[Stored entries]
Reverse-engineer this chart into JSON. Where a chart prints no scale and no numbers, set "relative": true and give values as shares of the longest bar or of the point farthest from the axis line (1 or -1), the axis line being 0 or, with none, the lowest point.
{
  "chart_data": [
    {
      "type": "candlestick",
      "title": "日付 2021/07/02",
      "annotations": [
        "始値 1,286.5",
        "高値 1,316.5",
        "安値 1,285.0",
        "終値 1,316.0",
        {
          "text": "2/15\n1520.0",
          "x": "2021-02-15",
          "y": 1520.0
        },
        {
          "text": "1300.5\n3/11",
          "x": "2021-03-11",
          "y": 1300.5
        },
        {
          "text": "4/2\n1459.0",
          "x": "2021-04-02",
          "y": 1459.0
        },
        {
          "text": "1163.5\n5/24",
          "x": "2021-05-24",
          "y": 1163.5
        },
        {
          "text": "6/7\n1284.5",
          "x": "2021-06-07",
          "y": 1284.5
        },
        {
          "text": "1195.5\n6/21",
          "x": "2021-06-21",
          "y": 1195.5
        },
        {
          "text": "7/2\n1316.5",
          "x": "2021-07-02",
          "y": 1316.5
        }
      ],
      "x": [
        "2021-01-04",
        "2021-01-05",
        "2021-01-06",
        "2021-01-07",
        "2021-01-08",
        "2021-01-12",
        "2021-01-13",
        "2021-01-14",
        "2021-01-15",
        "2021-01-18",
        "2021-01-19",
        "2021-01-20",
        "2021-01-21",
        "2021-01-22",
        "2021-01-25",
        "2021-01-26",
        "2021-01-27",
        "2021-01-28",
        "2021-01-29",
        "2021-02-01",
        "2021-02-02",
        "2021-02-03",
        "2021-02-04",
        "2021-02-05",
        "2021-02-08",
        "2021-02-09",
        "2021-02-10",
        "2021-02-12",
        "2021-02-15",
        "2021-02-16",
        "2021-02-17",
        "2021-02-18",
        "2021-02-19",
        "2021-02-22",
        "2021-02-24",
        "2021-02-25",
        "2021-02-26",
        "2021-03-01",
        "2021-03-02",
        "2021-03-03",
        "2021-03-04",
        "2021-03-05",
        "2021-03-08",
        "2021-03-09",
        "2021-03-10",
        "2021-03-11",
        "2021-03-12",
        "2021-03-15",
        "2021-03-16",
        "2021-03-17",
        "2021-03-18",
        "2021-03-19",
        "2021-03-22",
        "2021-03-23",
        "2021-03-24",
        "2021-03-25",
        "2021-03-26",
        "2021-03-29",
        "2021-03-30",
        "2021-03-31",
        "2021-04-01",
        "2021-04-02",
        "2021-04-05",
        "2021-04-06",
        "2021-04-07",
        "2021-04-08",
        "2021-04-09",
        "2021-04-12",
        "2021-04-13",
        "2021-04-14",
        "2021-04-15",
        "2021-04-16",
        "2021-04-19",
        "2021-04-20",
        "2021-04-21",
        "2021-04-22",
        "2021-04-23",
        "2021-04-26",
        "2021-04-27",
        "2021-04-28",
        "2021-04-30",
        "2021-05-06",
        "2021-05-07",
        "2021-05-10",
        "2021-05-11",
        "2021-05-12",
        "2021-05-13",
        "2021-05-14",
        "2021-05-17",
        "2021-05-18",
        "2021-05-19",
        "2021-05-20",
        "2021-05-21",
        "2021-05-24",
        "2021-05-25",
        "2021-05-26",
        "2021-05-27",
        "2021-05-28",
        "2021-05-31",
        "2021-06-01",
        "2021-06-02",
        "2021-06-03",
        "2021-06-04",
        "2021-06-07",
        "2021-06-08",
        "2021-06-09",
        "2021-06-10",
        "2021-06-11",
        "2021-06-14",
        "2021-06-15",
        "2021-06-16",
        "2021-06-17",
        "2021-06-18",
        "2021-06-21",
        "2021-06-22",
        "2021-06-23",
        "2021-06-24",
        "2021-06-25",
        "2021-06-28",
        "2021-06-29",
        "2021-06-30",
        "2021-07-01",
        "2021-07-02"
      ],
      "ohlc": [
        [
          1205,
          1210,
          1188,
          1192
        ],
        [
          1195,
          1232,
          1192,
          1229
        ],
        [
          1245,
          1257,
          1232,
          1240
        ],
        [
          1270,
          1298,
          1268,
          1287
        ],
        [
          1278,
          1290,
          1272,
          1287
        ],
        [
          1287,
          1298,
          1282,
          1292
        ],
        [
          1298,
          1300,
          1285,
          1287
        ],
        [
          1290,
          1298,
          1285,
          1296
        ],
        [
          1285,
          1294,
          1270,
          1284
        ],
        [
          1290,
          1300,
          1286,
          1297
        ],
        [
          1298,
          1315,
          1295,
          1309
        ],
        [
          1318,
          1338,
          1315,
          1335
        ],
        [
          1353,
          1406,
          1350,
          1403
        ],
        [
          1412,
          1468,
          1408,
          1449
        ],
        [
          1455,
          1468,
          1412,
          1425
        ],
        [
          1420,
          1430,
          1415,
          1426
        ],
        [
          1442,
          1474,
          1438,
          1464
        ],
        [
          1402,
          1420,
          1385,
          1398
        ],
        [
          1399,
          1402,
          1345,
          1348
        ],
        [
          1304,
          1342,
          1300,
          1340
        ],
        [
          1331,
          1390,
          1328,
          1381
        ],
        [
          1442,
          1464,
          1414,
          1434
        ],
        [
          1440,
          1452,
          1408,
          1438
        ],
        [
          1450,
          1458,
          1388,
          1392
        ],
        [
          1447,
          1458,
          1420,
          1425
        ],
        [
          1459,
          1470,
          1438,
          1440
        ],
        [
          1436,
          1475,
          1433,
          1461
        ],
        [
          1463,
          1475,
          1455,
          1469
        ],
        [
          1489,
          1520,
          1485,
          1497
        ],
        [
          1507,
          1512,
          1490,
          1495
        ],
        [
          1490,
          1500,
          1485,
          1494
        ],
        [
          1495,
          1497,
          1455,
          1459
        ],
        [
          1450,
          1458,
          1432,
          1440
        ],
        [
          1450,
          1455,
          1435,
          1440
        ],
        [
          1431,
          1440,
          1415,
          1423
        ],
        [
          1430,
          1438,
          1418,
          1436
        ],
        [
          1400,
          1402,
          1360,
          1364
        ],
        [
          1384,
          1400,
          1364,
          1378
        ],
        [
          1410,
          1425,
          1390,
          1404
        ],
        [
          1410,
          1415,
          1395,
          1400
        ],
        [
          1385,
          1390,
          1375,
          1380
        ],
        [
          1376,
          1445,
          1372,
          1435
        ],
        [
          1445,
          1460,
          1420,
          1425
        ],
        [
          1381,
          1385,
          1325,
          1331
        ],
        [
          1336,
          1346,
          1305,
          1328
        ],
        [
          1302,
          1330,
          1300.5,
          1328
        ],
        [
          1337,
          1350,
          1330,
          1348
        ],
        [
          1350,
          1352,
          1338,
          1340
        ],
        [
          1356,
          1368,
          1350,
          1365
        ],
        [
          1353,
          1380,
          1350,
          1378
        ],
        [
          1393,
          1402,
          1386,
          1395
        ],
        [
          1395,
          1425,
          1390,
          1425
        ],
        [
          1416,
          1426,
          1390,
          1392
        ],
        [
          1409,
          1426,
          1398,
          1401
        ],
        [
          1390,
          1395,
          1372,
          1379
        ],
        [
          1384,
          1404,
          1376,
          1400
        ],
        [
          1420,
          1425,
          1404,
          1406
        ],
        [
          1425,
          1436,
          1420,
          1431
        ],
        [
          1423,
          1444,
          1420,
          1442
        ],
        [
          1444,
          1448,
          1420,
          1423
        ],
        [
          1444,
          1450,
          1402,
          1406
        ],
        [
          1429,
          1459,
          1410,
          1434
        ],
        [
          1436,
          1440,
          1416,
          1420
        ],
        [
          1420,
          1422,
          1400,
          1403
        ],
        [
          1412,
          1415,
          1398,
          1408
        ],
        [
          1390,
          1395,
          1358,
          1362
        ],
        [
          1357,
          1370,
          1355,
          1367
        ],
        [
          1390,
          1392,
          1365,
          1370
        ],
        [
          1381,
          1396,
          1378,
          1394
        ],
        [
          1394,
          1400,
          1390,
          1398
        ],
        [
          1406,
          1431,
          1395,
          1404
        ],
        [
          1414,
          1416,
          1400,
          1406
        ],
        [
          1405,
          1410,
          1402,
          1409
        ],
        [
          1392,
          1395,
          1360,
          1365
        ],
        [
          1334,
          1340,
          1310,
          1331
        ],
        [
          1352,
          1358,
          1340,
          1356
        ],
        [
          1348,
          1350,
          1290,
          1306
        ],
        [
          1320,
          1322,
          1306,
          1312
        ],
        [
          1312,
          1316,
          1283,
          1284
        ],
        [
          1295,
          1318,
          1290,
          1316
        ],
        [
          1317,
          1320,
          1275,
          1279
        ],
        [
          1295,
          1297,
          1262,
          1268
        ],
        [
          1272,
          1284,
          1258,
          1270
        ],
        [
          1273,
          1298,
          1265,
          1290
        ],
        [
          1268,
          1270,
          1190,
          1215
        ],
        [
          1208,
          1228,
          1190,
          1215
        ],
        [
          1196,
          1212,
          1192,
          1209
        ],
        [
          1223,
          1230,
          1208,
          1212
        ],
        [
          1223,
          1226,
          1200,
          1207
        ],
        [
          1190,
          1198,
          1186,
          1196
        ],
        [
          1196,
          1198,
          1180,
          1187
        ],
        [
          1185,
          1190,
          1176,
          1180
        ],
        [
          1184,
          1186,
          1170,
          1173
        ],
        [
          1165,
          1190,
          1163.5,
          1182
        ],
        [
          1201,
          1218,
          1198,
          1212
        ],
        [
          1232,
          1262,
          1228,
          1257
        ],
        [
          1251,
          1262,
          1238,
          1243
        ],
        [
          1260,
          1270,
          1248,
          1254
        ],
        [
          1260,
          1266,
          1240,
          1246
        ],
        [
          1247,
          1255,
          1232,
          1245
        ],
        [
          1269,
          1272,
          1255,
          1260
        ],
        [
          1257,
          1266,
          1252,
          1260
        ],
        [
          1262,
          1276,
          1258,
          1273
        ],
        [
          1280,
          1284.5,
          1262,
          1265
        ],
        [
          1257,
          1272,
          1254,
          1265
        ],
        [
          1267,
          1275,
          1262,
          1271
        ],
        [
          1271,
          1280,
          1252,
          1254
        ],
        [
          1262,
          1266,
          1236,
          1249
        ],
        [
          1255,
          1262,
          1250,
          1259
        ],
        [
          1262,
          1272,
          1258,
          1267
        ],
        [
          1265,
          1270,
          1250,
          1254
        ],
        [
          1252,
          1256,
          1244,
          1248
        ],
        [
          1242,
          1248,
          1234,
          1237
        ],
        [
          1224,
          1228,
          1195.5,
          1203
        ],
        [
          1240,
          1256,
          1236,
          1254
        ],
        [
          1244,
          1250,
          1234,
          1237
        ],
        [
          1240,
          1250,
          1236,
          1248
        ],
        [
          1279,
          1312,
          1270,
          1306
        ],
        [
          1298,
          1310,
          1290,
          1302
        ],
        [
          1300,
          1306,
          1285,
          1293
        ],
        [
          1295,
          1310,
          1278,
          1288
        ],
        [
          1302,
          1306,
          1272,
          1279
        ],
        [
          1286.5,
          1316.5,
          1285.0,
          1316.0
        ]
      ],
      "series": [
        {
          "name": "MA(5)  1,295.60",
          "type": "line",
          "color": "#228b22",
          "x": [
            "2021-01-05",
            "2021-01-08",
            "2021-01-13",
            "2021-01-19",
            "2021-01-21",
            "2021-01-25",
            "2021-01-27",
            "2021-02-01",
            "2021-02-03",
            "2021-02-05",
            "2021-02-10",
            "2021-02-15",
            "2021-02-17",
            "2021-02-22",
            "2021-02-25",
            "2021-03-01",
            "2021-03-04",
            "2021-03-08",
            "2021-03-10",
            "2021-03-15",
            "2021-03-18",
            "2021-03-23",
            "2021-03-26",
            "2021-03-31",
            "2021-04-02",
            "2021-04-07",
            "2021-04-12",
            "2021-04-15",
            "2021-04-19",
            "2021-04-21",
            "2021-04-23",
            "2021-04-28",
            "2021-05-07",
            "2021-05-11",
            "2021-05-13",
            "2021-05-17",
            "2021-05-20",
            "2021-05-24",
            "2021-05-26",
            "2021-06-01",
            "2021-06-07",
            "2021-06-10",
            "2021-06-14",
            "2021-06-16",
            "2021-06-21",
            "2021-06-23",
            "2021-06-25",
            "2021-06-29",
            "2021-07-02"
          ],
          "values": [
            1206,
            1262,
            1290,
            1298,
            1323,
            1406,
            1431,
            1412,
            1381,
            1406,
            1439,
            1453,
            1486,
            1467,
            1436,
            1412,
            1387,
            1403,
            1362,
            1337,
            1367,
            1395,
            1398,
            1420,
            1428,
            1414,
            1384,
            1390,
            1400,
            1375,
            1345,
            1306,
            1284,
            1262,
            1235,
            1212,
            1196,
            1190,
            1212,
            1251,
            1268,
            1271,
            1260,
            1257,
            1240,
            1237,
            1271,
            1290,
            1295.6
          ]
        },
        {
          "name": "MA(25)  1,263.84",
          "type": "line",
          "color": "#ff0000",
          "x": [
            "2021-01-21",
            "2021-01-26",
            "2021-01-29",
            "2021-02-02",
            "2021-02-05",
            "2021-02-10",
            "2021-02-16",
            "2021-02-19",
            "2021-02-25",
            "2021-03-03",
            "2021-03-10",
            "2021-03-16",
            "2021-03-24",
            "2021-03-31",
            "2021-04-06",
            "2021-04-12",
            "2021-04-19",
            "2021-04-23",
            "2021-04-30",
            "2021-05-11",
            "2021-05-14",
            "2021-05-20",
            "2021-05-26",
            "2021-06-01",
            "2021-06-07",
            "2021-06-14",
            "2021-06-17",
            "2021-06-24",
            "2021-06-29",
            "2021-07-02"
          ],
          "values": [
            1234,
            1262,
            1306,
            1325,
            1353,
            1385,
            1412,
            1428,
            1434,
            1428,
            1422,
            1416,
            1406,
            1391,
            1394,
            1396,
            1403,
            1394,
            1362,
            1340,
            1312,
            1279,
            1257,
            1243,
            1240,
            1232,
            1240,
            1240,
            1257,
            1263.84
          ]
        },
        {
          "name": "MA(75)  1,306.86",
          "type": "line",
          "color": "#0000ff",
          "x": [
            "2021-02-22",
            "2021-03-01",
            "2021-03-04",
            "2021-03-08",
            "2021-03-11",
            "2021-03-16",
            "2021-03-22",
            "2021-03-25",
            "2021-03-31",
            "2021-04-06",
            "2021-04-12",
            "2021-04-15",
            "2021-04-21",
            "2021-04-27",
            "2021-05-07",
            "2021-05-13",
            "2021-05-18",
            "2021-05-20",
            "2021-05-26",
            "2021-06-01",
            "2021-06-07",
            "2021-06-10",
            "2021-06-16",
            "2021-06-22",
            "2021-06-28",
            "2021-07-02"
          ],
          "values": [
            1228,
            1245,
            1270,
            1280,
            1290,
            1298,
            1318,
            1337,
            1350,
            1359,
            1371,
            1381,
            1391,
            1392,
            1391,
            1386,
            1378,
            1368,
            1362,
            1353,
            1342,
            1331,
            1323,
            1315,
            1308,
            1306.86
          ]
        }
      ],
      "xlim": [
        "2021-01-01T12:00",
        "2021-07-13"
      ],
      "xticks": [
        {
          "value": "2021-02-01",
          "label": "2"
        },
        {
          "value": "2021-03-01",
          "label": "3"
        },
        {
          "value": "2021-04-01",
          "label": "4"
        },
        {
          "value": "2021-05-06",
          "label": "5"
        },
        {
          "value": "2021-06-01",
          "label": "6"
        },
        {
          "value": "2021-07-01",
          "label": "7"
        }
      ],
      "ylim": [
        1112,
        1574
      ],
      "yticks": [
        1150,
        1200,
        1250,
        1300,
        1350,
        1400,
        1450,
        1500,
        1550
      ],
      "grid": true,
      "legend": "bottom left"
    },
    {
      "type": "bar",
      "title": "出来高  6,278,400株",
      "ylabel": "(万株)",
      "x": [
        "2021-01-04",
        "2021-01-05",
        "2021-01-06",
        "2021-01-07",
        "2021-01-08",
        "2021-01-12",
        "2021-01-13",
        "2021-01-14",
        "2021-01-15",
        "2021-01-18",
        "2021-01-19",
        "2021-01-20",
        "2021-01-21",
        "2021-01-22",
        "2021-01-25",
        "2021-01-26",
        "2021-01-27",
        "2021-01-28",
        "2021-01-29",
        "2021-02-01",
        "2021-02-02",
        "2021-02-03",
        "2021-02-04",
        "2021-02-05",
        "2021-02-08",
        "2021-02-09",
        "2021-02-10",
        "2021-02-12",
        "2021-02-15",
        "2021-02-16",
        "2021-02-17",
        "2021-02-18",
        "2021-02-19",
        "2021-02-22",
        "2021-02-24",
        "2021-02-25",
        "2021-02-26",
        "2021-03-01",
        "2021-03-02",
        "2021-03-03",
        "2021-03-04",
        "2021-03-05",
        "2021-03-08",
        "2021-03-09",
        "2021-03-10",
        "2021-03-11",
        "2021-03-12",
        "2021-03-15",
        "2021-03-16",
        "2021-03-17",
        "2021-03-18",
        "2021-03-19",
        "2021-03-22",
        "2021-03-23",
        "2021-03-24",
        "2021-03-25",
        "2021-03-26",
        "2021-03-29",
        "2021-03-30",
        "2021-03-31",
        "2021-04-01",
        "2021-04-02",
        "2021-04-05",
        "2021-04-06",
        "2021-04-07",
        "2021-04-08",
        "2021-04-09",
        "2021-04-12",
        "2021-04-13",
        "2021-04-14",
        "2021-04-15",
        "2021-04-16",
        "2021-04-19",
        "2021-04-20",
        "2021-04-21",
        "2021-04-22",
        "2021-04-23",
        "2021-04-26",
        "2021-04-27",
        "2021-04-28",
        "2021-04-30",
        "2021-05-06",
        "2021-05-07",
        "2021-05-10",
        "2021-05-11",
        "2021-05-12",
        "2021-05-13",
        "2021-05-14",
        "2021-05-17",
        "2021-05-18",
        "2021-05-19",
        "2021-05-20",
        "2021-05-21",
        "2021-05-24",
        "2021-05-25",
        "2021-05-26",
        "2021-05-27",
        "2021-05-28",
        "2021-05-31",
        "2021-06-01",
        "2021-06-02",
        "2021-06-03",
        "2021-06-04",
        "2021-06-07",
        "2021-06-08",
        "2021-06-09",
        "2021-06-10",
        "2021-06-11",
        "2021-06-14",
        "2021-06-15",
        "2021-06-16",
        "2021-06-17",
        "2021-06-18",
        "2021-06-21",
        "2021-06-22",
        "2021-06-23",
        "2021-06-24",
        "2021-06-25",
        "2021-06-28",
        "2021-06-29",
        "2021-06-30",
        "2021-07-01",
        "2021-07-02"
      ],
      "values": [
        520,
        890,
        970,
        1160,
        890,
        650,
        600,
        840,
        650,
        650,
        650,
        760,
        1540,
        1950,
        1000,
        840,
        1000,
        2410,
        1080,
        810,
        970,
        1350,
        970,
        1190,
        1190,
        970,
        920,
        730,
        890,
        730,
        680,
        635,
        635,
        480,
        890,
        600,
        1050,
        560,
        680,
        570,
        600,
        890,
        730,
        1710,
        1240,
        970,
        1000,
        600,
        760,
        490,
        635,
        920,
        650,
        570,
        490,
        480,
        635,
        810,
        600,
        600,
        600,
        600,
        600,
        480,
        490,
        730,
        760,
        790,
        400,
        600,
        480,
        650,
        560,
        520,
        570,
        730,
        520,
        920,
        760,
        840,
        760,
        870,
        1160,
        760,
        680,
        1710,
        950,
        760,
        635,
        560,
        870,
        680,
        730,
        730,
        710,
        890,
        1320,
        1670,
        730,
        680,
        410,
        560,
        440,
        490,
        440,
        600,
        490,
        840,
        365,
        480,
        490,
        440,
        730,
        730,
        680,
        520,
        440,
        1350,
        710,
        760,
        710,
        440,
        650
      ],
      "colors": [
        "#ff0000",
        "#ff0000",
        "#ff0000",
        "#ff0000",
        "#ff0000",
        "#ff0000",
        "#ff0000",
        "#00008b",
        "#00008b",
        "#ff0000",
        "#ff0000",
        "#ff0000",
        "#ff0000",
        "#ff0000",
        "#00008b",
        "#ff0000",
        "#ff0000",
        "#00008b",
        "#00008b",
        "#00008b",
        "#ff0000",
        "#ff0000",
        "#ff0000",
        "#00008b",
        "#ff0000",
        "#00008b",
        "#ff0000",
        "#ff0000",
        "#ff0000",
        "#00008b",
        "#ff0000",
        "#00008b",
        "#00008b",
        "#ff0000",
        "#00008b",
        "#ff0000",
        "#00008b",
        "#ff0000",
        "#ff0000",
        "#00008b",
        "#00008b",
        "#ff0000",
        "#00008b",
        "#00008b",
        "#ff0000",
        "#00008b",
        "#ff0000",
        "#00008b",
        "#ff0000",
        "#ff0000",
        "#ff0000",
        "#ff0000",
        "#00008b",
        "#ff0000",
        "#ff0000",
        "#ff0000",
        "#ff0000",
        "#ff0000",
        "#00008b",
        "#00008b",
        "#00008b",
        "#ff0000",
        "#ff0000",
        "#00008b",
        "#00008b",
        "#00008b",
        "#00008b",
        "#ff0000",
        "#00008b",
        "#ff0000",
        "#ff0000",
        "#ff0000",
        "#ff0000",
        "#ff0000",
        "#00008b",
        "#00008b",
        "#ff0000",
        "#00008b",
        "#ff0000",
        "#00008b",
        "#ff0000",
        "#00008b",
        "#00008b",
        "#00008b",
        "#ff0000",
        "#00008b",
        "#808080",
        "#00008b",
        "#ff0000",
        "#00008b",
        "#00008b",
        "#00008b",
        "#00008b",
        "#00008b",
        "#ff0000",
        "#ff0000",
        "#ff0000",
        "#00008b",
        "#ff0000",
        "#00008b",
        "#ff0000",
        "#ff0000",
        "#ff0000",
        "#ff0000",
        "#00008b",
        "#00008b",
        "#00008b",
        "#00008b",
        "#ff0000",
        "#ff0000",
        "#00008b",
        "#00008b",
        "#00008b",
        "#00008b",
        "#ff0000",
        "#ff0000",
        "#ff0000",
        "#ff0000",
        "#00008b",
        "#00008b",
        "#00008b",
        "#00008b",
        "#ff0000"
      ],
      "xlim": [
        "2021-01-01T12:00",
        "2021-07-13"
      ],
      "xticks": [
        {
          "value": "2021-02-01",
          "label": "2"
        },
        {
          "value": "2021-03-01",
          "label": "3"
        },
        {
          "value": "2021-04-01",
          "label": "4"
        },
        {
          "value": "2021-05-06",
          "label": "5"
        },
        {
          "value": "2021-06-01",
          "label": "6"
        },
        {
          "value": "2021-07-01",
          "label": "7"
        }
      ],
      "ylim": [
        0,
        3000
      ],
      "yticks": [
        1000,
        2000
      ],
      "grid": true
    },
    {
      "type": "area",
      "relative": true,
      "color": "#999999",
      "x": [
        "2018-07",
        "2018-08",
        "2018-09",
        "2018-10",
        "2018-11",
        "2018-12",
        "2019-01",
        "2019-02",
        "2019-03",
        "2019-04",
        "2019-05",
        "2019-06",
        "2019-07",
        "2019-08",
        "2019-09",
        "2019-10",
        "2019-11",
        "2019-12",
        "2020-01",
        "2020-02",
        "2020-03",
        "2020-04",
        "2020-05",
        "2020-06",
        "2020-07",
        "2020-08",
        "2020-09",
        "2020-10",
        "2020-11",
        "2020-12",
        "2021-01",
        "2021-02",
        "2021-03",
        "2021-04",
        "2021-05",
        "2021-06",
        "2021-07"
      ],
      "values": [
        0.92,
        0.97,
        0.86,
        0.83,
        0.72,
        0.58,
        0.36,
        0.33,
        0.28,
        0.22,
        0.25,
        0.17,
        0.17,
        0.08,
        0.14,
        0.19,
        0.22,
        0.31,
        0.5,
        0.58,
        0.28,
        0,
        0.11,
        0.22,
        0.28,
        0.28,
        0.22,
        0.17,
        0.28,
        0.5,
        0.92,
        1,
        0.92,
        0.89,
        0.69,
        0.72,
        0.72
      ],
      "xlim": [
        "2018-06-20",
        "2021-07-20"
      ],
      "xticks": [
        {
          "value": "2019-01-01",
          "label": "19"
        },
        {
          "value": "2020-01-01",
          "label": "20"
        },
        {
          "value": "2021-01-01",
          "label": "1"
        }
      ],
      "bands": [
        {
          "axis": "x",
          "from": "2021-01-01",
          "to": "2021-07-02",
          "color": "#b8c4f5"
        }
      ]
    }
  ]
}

◆ PROBLEM TO WORK ON ◆
Find out how many lines in the listing contain the string "from". Give the number alone.

◆ RESULT OF THE TASK ◆
2